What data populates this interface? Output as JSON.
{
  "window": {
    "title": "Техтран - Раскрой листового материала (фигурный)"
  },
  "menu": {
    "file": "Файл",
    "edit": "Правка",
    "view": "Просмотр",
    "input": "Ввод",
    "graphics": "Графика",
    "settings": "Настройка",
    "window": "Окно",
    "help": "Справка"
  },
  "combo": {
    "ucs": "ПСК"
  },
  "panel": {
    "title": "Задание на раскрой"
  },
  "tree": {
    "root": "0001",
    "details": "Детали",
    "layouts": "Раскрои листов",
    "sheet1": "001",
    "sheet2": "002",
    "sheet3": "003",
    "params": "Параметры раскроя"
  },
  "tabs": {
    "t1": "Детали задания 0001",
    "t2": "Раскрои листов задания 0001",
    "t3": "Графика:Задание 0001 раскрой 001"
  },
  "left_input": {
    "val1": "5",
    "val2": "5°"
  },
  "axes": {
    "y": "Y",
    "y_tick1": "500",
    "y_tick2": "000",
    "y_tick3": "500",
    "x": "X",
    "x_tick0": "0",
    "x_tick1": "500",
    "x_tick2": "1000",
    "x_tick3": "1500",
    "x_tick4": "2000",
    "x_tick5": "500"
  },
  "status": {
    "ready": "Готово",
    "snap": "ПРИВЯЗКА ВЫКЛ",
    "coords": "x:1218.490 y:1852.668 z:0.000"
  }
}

» **Task**
Show every line in the entries where the string "Графика" occurs.

» **Exercise solution**
    "graphics": "Графика",
    "t3": "Графика:Задание 0001 раскрой 001"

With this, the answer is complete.